*Work to complete*.
Transcribe the records that follow in their entirety, omitting any pictures.

Collected data entries:
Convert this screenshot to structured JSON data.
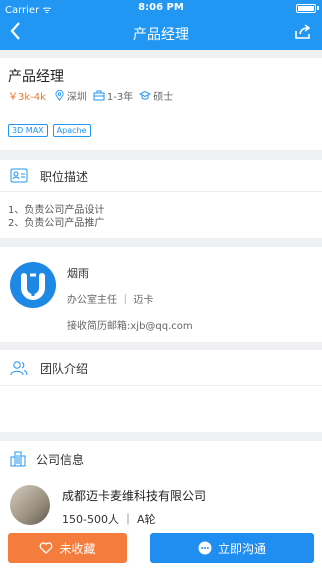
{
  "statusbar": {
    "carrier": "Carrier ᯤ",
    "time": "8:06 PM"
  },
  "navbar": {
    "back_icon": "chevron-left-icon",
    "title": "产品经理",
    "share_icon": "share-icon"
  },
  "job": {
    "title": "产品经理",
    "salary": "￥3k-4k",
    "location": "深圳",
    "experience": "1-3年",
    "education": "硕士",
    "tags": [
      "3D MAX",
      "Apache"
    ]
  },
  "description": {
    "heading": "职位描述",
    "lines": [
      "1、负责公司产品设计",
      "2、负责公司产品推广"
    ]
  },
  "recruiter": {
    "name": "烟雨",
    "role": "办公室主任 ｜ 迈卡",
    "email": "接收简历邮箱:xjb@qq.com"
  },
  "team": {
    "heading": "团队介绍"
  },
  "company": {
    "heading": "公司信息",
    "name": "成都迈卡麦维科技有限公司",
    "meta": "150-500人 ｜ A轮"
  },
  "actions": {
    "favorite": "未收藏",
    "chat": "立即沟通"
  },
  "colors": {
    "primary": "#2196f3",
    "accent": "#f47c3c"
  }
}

*Response for this exercise*.
Convert this screenshot to structured JSON data.
{
  "statusbar": {
    "carrier": "Carrier ᯤ",
    "time": "8:06 PM"
  },
  "navbar": {
    "back_icon": "chevron-left-icon",
    "title": "产品经理",
    "share_icon": "share-icon"
  },
  "job": {
    "title": "产品经理",
    "salary": "￥3k-4k",
    "location": "深圳",
    "experience": "1-3年",
    "education": "硕士",
    "tags": [
      "3D MAX",
      "Apache"
    ]
  },
  "description": {
    "heading": "职位描述",
    "lines": [
      "1、负责公司产品设计",
      "2、负责公司产品推广"
    ]
  },
  "recruiter": {
    "name": "烟雨",
    "role": "办公室主任 ｜ 迈卡",
    "email": "接收简历邮箱:xjb@qq.com"
  },
  "team": {
    "heading": "团队介绍"
  },
  "company": {
    "heading": "公司信息",
    "name": "成都迈卡麦维科技有限公司",
    "meta": "150-500人 ｜ A轮"
  },
  "actions": {
    "favorite": "未收藏",
    "chat": "立即沟通"
  },
  "colors": {
    "primary": "#2196f3",
    "accent": "#f47c3c"
  }
}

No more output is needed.